#### [DOCUMENT SEGMENT]
------

She was making the media rounds ahead of the New Hampshire primary when she dialed into a progressive SiriusXM radio show, Signal Boost. A voter asked her a straightforward enough question: Who did she see as her biggest 2020 competitor — and why was she better than them?
Warren demurred.
“I know there’s only going to be one winner,” Warren said. “I’m not — I’m not turning away from that. But I am turning away from the idea of seeing each other as if I win, you lose. You know, if you win, I lose.”
The next day, they won. She lost.
How Warren ended up as a fourth-place finisher in New Hampshire now at risk of receding from the national political conversation — her primary-night speech was not carried live by any of the major cable networks — is the story of a candidate who spent the past crucial week unbending to the realities of a competitive primary happening around her.
She evinced little sense of urgency after a third-place showing in Iowa that was a disappointment even as it left her a contender. She resisted calls by allies to confront her opponents and their weaknesses head on. She spoke relatively little at a turning-point debate Friday after she had dominated airtime at such gatherings last year.
When she did speak — be it onstage, to voters or to reporters — she mostly stuck to her familiar and comfortable script of “big, structural change” that powered her rise but has not prevented her subsequent fall. Some people around Warren were talking about being at peace with how the campaign had been run.

------

Page layout parsing records
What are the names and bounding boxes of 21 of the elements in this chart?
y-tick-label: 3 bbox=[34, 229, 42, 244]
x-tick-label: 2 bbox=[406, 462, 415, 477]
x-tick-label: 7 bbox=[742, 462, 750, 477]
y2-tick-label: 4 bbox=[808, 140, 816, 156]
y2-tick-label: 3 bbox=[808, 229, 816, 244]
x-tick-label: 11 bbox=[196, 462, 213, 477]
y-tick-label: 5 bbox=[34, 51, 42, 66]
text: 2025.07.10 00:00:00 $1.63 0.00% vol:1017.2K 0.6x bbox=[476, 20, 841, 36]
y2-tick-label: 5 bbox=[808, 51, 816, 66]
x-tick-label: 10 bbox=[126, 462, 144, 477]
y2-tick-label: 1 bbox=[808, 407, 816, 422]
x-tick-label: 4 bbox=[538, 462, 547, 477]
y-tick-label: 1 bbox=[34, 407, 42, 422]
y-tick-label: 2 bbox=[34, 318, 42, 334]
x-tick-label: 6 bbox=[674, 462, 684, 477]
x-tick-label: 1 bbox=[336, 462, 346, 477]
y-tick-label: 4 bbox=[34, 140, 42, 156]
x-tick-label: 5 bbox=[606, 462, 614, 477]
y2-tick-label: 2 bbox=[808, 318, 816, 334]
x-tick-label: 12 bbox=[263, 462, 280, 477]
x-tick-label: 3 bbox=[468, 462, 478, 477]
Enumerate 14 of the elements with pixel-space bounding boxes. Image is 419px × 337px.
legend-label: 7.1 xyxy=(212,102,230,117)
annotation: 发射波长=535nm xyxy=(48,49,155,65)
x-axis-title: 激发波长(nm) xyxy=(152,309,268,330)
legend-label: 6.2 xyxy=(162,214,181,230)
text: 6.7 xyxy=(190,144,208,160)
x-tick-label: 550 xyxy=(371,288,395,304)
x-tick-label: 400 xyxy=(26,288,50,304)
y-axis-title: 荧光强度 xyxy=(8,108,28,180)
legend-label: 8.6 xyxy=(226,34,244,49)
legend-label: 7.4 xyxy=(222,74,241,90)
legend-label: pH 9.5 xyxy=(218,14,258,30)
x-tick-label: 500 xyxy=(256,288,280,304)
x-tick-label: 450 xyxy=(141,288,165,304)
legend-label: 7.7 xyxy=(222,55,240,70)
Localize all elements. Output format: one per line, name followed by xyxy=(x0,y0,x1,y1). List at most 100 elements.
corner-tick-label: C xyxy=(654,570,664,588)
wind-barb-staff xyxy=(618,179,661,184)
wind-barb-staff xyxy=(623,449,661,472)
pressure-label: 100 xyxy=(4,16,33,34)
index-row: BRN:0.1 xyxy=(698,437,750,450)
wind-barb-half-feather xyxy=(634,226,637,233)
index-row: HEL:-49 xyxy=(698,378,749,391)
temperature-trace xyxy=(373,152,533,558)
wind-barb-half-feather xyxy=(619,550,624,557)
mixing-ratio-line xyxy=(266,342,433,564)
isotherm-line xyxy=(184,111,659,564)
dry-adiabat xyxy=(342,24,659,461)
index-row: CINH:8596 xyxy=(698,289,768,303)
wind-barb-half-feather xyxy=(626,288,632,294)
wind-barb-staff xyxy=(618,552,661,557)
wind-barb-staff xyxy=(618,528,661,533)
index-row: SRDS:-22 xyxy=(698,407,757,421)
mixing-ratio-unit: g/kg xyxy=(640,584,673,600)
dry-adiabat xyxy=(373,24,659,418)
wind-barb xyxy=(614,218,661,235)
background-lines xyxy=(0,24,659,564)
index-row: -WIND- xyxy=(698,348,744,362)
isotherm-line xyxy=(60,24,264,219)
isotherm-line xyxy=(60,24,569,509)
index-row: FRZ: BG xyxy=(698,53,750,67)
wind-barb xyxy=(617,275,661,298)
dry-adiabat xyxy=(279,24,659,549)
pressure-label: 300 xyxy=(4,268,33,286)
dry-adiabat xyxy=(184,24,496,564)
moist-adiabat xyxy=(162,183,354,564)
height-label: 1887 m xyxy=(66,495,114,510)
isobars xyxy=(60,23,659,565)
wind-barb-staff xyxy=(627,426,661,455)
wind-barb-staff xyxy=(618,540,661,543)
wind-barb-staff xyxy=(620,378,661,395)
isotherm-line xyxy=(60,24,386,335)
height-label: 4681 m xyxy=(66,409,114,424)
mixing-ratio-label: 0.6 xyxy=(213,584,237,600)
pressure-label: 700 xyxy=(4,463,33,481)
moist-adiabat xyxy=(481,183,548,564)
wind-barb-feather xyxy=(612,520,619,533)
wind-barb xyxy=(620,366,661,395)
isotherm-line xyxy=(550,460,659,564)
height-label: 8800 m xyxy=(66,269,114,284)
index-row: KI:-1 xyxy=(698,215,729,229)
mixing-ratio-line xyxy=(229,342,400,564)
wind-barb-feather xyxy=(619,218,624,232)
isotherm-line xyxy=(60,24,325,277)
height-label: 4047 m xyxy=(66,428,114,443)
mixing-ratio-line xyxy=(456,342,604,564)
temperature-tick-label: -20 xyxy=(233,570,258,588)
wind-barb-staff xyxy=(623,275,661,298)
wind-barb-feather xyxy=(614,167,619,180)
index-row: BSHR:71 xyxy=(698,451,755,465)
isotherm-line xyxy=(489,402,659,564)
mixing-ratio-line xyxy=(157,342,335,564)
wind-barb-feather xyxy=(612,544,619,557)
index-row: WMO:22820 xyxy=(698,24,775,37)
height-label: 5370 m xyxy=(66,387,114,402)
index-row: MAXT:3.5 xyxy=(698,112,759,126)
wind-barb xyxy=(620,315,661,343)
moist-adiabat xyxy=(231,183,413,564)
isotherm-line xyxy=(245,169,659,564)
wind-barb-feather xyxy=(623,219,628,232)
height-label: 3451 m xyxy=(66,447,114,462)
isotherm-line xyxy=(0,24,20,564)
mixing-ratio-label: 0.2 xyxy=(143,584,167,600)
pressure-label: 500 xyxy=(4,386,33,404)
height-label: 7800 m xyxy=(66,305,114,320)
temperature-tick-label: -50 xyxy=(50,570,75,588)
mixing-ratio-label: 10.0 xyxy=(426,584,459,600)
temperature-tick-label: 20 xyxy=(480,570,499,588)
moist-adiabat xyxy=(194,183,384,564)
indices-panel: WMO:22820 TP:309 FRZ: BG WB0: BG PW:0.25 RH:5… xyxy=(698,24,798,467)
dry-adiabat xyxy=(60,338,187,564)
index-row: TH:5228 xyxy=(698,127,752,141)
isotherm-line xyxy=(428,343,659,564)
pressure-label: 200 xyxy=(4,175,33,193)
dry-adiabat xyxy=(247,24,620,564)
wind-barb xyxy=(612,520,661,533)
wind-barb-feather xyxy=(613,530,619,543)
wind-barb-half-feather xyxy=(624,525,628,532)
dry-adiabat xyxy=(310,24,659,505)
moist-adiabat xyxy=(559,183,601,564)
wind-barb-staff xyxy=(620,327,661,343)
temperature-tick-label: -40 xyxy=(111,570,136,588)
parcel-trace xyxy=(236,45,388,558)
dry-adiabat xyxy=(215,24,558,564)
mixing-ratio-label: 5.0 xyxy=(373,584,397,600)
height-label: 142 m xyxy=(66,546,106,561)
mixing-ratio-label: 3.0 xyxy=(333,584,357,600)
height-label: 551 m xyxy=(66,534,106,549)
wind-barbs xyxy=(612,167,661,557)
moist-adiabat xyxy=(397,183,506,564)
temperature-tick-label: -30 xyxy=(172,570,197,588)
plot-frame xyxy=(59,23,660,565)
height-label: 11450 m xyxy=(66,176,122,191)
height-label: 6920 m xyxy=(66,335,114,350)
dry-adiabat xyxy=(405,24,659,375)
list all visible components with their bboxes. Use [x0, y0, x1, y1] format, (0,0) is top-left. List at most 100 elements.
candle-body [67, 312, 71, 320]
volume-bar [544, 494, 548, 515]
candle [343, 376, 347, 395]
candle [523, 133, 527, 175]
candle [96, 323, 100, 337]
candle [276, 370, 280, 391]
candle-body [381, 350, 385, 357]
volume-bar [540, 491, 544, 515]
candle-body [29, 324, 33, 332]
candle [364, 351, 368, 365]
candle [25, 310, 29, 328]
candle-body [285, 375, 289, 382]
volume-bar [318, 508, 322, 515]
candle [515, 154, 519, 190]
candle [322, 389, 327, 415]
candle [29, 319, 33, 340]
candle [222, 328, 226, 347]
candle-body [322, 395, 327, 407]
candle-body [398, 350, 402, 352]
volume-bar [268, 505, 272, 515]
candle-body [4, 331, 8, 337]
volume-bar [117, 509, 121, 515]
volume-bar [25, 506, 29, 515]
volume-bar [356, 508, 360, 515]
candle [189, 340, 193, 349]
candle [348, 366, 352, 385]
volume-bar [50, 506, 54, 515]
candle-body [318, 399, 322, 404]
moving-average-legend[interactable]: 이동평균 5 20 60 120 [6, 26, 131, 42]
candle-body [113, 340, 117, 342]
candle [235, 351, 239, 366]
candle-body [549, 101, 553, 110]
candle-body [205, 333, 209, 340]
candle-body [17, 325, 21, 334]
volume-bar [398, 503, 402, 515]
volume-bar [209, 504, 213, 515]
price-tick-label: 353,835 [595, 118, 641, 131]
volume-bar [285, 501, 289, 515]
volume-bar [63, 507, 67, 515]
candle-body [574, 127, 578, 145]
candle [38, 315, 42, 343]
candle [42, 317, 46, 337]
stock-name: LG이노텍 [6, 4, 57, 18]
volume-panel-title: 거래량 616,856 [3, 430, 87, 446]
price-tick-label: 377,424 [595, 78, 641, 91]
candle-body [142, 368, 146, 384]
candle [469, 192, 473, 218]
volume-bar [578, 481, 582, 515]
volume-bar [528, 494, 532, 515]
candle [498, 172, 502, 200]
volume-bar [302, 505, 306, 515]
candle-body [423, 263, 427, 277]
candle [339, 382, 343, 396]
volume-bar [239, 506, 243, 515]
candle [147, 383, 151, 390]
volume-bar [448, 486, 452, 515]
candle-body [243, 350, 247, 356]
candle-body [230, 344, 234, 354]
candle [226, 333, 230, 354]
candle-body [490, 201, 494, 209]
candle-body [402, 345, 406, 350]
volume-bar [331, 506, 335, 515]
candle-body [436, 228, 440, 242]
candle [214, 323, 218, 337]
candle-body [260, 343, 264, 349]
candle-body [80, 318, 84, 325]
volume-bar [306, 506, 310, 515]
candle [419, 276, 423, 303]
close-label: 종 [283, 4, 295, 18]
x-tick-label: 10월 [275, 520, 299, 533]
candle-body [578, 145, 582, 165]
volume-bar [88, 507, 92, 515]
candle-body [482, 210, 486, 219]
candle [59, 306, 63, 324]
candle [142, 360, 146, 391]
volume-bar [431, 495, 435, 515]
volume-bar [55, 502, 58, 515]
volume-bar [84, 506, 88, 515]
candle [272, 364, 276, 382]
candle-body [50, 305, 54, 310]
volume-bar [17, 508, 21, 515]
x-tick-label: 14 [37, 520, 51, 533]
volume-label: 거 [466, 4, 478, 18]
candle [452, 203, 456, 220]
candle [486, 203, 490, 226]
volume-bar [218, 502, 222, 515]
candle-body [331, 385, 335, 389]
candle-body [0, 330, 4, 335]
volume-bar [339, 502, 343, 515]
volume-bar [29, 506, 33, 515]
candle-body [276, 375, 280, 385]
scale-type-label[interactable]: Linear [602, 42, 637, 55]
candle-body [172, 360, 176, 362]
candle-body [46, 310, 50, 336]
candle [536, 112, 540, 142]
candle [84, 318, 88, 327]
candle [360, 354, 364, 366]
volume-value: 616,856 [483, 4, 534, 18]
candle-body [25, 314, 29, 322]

------

#### [WORK REQUEST 1]
According to the article on Warren's campaign, where did Warren finish in the New Hampshire primary?
#### [WORK REQUEST 2]
Please carry the article on Warren's campaign forward for a few more paragraphs, starting right after its final sentence.
The records have no connection to the article on Warren's campaign.

#### [ANSWER SPACE 1]
Fourth place.

#### [ANSWER SPACE 2]
Then, hours before the polls closed, her campaign released a nearly 2,000-word memo on her path ahead, talking delegate accumulation and detailing her rivals’ flaws: Former Vice President Joe Biden was at risk of collapsing, Sen. Bernie Sanders had a “ceiling” and Pete Buttigieg, the former mayor of South Bend, Ind. , who had won the most delegates in Iowa, was in for a struggle as people in more diverse states headed to the polls.
“ The road to the Democratic nomination is not paved with statewide winner-take-all victories,” the memo stated.
By the end of the evening, Sanders had won in New Hampshire, with Buttigieg a close second and Sen. Amy Klobuchar (D-Minn.) in third. Biden, fifth here, has staked his campaign on the support of black voters in South Carolina, where he flew before the race was called Tuesday.
Warren’s campaign cannot say what state it will win next.
“My job,” she said Monday, “is to persist.”
Persisting and winning, needless to say, are very different things.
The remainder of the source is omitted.